Return all entries precisely as they stand, without the images.

════════════════

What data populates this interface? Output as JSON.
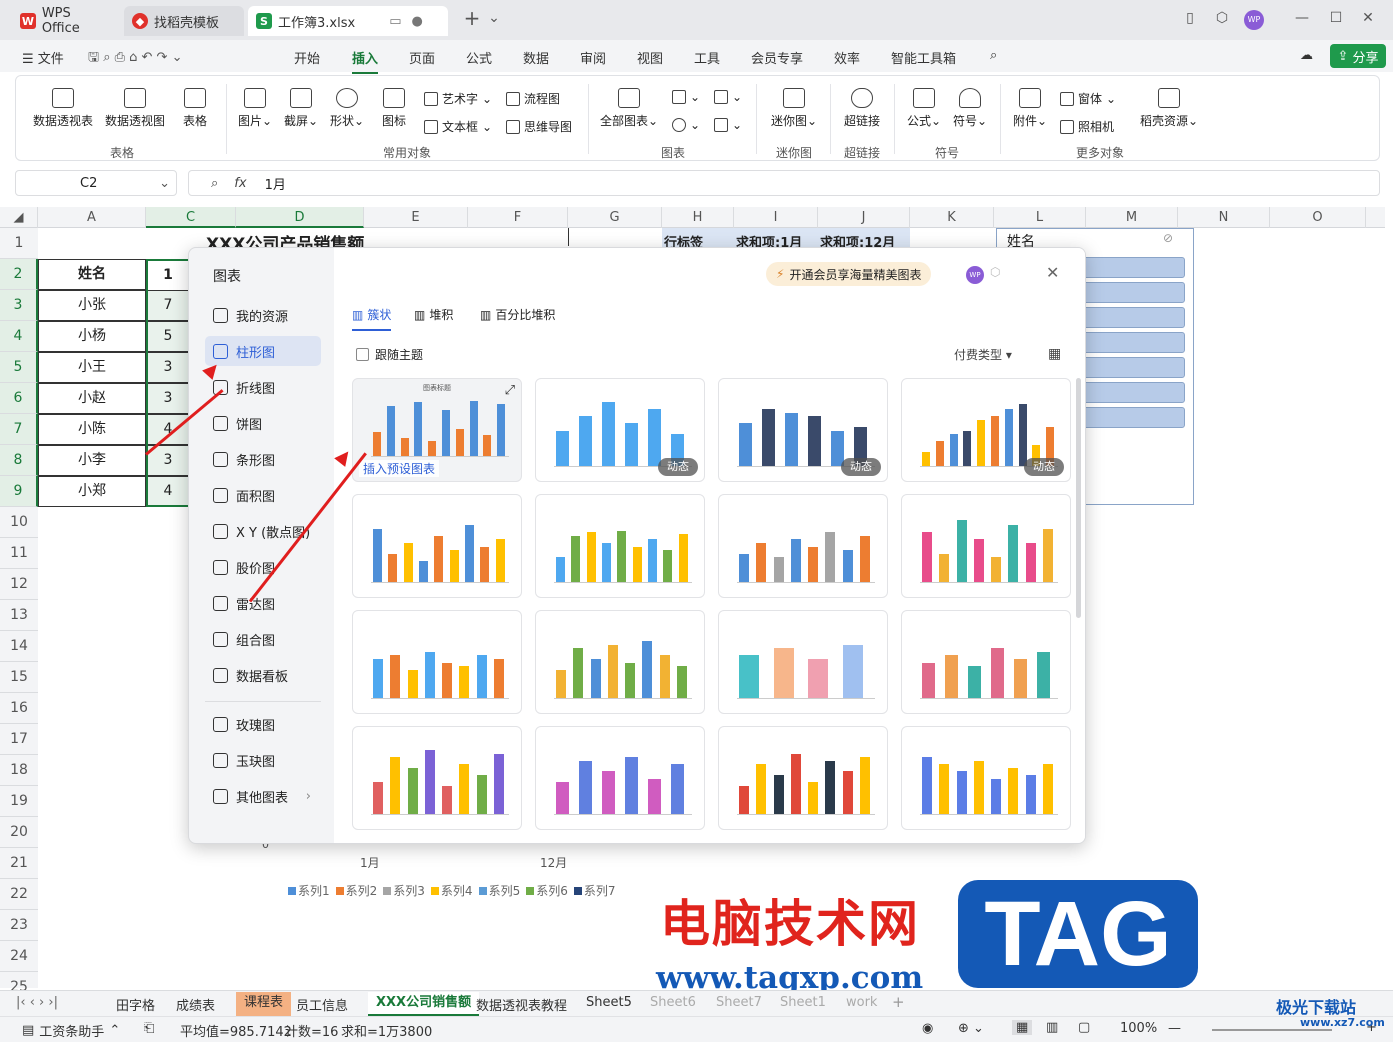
{
  "titlebar": {
    "tabs": [
      "WPS Office",
      "找稻壳模板",
      "工作簿3.xlsx"
    ],
    "add": "+"
  },
  "menu": {
    "file": "文件",
    "items": [
      "开始",
      "插入",
      "页面",
      "公式",
      "数据",
      "审阅",
      "视图",
      "工具",
      "会员专享",
      "效率",
      "智能工具箱"
    ],
    "active": "插入",
    "share": "分享"
  },
  "ribbon": {
    "big": [
      "数据透视表",
      "数据透视图",
      "表格",
      "图片",
      "截屏",
      "形状",
      "图标",
      "全部图表",
      "迷你图",
      "超链接",
      "公式",
      "符号",
      "附件",
      "稻壳资源"
    ],
    "small": [
      "艺术字",
      "流程图",
      "文本框",
      "思维导图",
      "窗体",
      "照相机"
    ],
    "groups": [
      "表格",
      "常用对象",
      "图表",
      "迷你图",
      "超链接",
      "符号",
      "更多对象"
    ]
  },
  "formula": {
    "namebox": "C2",
    "fx": "fx",
    "value": "1月"
  },
  "grid": {
    "cols": [
      "A",
      "C",
      "D",
      "E",
      "F",
      "G",
      "H",
      "I",
      "J",
      "K",
      "L",
      "M",
      "N",
      "O"
    ],
    "rows": [
      "1",
      "2",
      "3",
      "4",
      "5",
      "6",
      "7",
      "8",
      "9",
      "10",
      "11",
      "12",
      "13",
      "14",
      "15",
      "16",
      "17",
      "18",
      "19",
      "20",
      "21",
      "22",
      "23",
      "24",
      "25"
    ],
    "title": "XXX公司产品销售额",
    "header": "姓名",
    "c2": "1",
    "names": [
      "小张",
      "小杨",
      "小王",
      "小赵",
      "小陈",
      "小李",
      "小郑"
    ],
    "cvals": [
      "7",
      "5",
      "3",
      "3",
      "4",
      "3",
      "4"
    ],
    "pivot": [
      "行标签",
      "求和项:1月",
      "求和项:12月"
    ],
    "slicer": "姓名",
    "chart_axis": [
      "0",
      "1月",
      "12月"
    ],
    "legend": [
      "系列1",
      "系列2",
      "系列3",
      "系列4",
      "系列5",
      "系列6",
      "系列7"
    ],
    "colors": [
      "#4e8fd8",
      "#ed7d31",
      "#a5a5a5",
      "#ffc000",
      "#5b9bd5",
      "#70ad47",
      "#264478"
    ]
  },
  "dialog": {
    "title": "图表",
    "promo": "开通会员享海量精美图表",
    "sidebar": [
      "我的资源",
      "柱形图",
      "折线图",
      "饼图",
      "条形图",
      "面积图",
      "X Y (散点图)",
      "股价图",
      "雷达图",
      "组合图",
      "数据看板",
      "玫瑰图",
      "玉玦图",
      "其他图表"
    ],
    "selected": "柱形图",
    "subtabs": [
      "簇状",
      "堆积",
      "百分比堆积"
    ],
    "follow": "跟随主题",
    "paytype": "付费类型",
    "insert": "插入预设图表",
    "dynamic": "动态",
    "thumb_title": "图表标题"
  },
  "sheets": [
    "田字格",
    "成绩表",
    "课程表",
    "员工信息",
    "XXX公司销售额",
    "数据透视表教程",
    "Sheet5",
    "Sheet6",
    "Sheet7",
    "Sheet1",
    "work"
  ],
  "active_sheet": "XXX公司销售额",
  "status": {
    "helper": "工资条助手",
    "avg": "平均值=985.7142",
    "count": "计数=16",
    "sum": "求和=1万3800",
    "zoom": "100%"
  },
  "watermark": {
    "cn": "电脑技术网",
    "url": "www.tagxp.com",
    "tag": "TAG",
    "site": "极光下载站",
    "site_url": "www.xz7.com"
  }
}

════════════════

→ **Complete output**
What data populates this interface? Output as JSON.
{
  "titlebar": {
    "tabs": [
      "WPS Office",
      "找稻壳模板",
      "工作簿3.xlsx"
    ],
    "add": "+"
  },
  "menu": {
    "file": "文件",
    "items": [
      "开始",
      "插入",
      "页面",
      "公式",
      "数据",
      "审阅",
      "视图",
      "工具",
      "会员专享",
      "效率",
      "智能工具箱"
    ],
    "active": "插入",
    "share": "分享"
  },
  "ribbon": {
    "big": [
      "数据透视表",
      "数据透视图",
      "表格",
      "图片",
      "截屏",
      "形状",
      "图标",
      "全部图表",
      "迷你图",
      "超链接",
      "公式",
      "符号",
      "附件",
      "稻壳资源"
    ],
    "small": [
      "艺术字",
      "流程图",
      "文本框",
      "思维导图",
      "窗体",
      "照相机"
    ],
    "groups": [
      "表格",
      "常用对象",
      "图表",
      "迷你图",
      "超链接",
      "符号",
      "更多对象"
    ]
  },
  "formula": {
    "namebox": "C2",
    "fx": "fx",
    "value": "1月"
  },
  "grid": {
    "cols": [
      "A",
      "C",
      "D",
      "E",
      "F",
      "G",
      "H",
      "I",
      "J",
      "K",
      "L",
      "M",
      "N",
      "O"
    ],
    "rows": [
      "1",
      "2",
      "3",
      "4",
      "5",
      "6",
      "7",
      "8",
      "9",
      "10",
      "11",
      "12",
      "13",
      "14",
      "15",
      "16",
      "17",
      "18",
      "19",
      "20",
      "21",
      "22",
      "23",
      "24",
      "25"
    ],
    "title": "XXX公司产品销售额",
    "header": "姓名",
    "c2": "1",
    "names": [
      "小张",
      "小杨",
      "小王",
      "小赵",
      "小陈",
      "小李",
      "小郑"
    ],
    "cvals": [
      "7",
      "5",
      "3",
      "3",
      "4",
      "3",
      "4"
    ],
    "pivot": [
      "行标签",
      "求和项:1月",
      "求和项:12月"
    ],
    "slicer": "姓名",
    "chart_axis": [
      "0",
      "1月",
      "12月"
    ],
    "legend": [
      "系列1",
      "系列2",
      "系列3",
      "系列4",
      "系列5",
      "系列6",
      "系列7"
    ],
    "colors": [
      "#4e8fd8",
      "#ed7d31",
      "#a5a5a5",
      "#ffc000",
      "#5b9bd5",
      "#70ad47",
      "#264478"
    ]
  },
  "dialog": {
    "title": "图表",
    "promo": "开通会员享海量精美图表",
    "sidebar": [
      "我的资源",
      "柱形图",
      "折线图",
      "饼图",
      "条形图",
      "面积图",
      "X Y (散点图)",
      "股价图",
      "雷达图",
      "组合图",
      "数据看板",
      "玫瑰图",
      "玉玦图",
      "其他图表"
    ],
    "selected": "柱形图",
    "subtabs": [
      "簇状",
      "堆积",
      "百分比堆积"
    ],
    "follow": "跟随主题",
    "paytype": "付费类型",
    "insert": "插入预设图表",
    "dynamic": "动态",
    "thumb_title": "图表标题"
  },
  "sheets": [
    "田字格",
    "成绩表",
    "课程表",
    "员工信息",
    "XXX公司销售额",
    "数据透视表教程",
    "Sheet5",
    "Sheet6",
    "Sheet7",
    "Sheet1",
    "work"
  ],
  "active_sheet": "XXX公司销售额",
  "status": {
    "helper": "工资条助手",
    "avg": "平均值=985.7142",
    "count": "计数=16",
    "sum": "求和=1万3800",
    "zoom": "100%"
  },
  "watermark": {
    "cn": "电脑技术网",
    "url": "www.tagxp.com",
    "tag": "TAG",
    "site": "极光下载站",
    "site_url": "www.xz7.com"
  }
}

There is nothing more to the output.